___ Source data
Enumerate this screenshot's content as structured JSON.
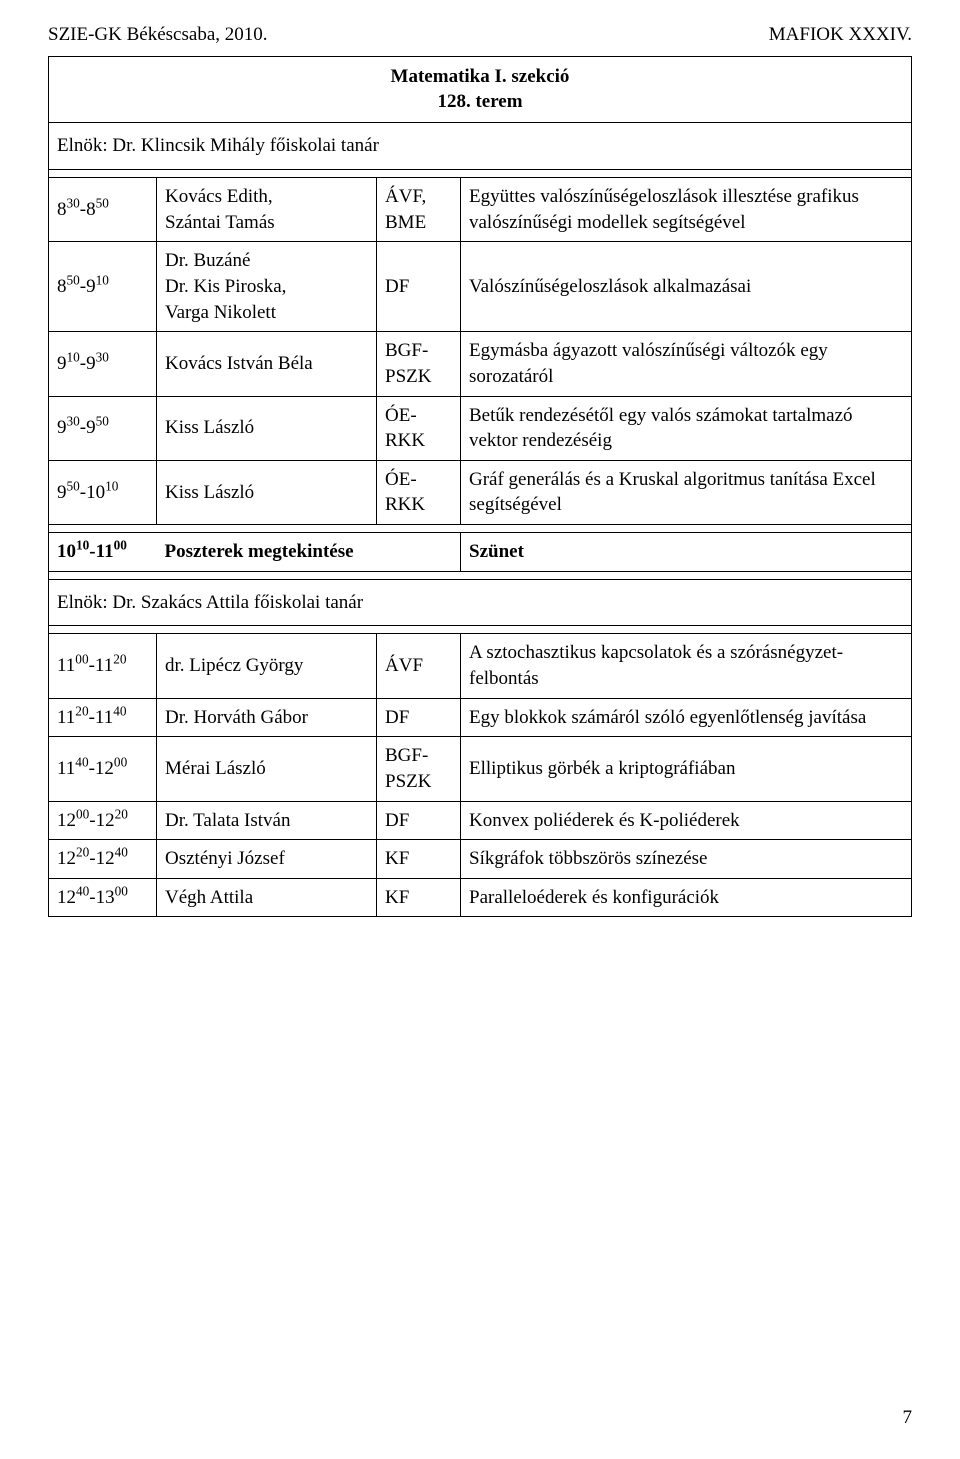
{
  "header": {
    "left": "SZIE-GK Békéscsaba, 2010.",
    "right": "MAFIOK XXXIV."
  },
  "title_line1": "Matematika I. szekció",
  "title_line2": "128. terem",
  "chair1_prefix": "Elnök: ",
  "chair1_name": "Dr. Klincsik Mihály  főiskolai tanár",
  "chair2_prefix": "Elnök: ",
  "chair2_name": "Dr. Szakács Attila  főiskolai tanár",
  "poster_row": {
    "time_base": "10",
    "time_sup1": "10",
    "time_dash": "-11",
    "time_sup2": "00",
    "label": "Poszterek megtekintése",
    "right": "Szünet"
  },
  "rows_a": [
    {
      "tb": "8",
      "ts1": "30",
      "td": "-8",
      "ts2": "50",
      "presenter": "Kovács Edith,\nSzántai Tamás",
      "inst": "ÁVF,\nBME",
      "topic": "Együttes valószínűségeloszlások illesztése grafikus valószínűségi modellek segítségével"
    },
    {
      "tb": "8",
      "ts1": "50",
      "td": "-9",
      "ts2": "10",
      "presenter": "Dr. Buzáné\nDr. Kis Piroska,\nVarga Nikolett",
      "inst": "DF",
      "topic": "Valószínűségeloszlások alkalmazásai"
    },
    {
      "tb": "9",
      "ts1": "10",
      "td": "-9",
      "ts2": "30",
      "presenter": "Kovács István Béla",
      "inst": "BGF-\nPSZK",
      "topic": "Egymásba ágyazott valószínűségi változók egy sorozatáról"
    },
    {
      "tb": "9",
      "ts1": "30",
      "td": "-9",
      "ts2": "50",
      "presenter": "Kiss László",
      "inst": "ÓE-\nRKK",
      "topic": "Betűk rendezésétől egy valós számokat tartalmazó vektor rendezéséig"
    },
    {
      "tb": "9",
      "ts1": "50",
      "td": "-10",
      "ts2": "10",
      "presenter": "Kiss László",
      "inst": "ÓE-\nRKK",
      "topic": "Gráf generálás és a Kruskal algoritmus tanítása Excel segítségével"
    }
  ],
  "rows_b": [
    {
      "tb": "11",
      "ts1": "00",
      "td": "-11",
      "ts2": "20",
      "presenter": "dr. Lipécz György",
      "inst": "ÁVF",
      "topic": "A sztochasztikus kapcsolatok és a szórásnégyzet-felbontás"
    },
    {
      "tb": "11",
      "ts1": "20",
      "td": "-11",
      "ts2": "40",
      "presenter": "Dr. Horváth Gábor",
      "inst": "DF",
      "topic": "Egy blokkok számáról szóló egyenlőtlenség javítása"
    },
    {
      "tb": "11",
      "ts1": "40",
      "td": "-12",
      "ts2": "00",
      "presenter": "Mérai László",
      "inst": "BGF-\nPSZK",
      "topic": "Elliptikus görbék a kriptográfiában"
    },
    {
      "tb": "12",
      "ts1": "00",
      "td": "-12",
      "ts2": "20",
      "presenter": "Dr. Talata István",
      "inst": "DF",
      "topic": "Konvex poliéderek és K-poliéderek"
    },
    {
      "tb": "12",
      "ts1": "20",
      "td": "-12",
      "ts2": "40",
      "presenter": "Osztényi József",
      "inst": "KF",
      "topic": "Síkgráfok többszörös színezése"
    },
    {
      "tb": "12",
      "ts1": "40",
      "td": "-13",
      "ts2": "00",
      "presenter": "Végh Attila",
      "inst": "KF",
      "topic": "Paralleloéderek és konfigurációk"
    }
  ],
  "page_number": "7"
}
______
Set exercise:
Reproduce the whole listing word for word, setting aside any pictures.

Full solution:
Enumerate this screenshot's content as structured JSON.
{
  "header": {
    "left": "SZIE-GK Békéscsaba, 2010.",
    "right": "MAFIOK XXXIV."
  },
  "title_line1": "Matematika I. szekció",
  "title_line2": "128. terem",
  "chair1_prefix": "Elnök: ",
  "chair1_name": "Dr. Klincsik Mihály  főiskolai tanár",
  "chair2_prefix": "Elnök: ",
  "chair2_name": "Dr. Szakács Attila  főiskolai tanár",
  "poster_row": {
    "time_base": "10",
    "time_sup1": "10",
    "time_dash": "-11",
    "time_sup2": "00",
    "label": "Poszterek megtekintése",
    "right": "Szünet"
  },
  "rows_a": [
    {
      "tb": "8",
      "ts1": "30",
      "td": "-8",
      "ts2": "50",
      "presenter": "Kovács Edith,\nSzántai Tamás",
      "inst": "ÁVF,\nBME",
      "topic": "Együttes valószínűségeloszlások illesztése grafikus valószínűségi modellek segítségével"
    },
    {
      "tb": "8",
      "ts1": "50",
      "td": "-9",
      "ts2": "10",
      "presenter": "Dr. Buzáné\nDr. Kis Piroska,\nVarga Nikolett",
      "inst": "DF",
      "topic": "Valószínűségeloszlások alkalmazásai"
    },
    {
      "tb": "9",
      "ts1": "10",
      "td": "-9",
      "ts2": "30",
      "presenter": "Kovács István Béla",
      "inst": "BGF-\nPSZK",
      "topic": "Egymásba ágyazott valószínűségi változók egy sorozatáról"
    },
    {
      "tb": "9",
      "ts1": "30",
      "td": "-9",
      "ts2": "50",
      "presenter": "Kiss László",
      "inst": "ÓE-\nRKK",
      "topic": "Betűk rendezésétől egy valós számokat tartalmazó vektor rendezéséig"
    },
    {
      "tb": "9",
      "ts1": "50",
      "td": "-10",
      "ts2": "10",
      "presenter": "Kiss László",
      "inst": "ÓE-\nRKK",
      "topic": "Gráf generálás és a Kruskal algoritmus tanítása Excel segítségével"
    }
  ],
  "rows_b": [
    {
      "tb": "11",
      "ts1": "00",
      "td": "-11",
      "ts2": "20",
      "presenter": "dr. Lipécz György",
      "inst": "ÁVF",
      "topic": "A sztochasztikus kapcsolatok és a szórásnégyzet-felbontás"
    },
    {
      "tb": "11",
      "ts1": "20",
      "td": "-11",
      "ts2": "40",
      "presenter": "Dr. Horváth Gábor",
      "inst": "DF",
      "topic": "Egy blokkok számáról szóló egyenlőtlenség javítása"
    },
    {
      "tb": "11",
      "ts1": "40",
      "td": "-12",
      "ts2": "00",
      "presenter": "Mérai László",
      "inst": "BGF-\nPSZK",
      "topic": "Elliptikus görbék a kriptográfiában"
    },
    {
      "tb": "12",
      "ts1": "00",
      "td": "-12",
      "ts2": "20",
      "presenter": "Dr. Talata István",
      "inst": "DF",
      "topic": "Konvex poliéderek és K-poliéderek"
    },
    {
      "tb": "12",
      "ts1": "20",
      "td": "-12",
      "ts2": "40",
      "presenter": "Osztényi József",
      "inst": "KF",
      "topic": "Síkgráfok többszörös színezése"
    },
    {
      "tb": "12",
      "ts1": "40",
      "td": "-13",
      "ts2": "00",
      "presenter": "Végh Attila",
      "inst": "KF",
      "topic": "Paralleloéderek és konfigurációk"
    }
  ],
  "page_number": "7"
}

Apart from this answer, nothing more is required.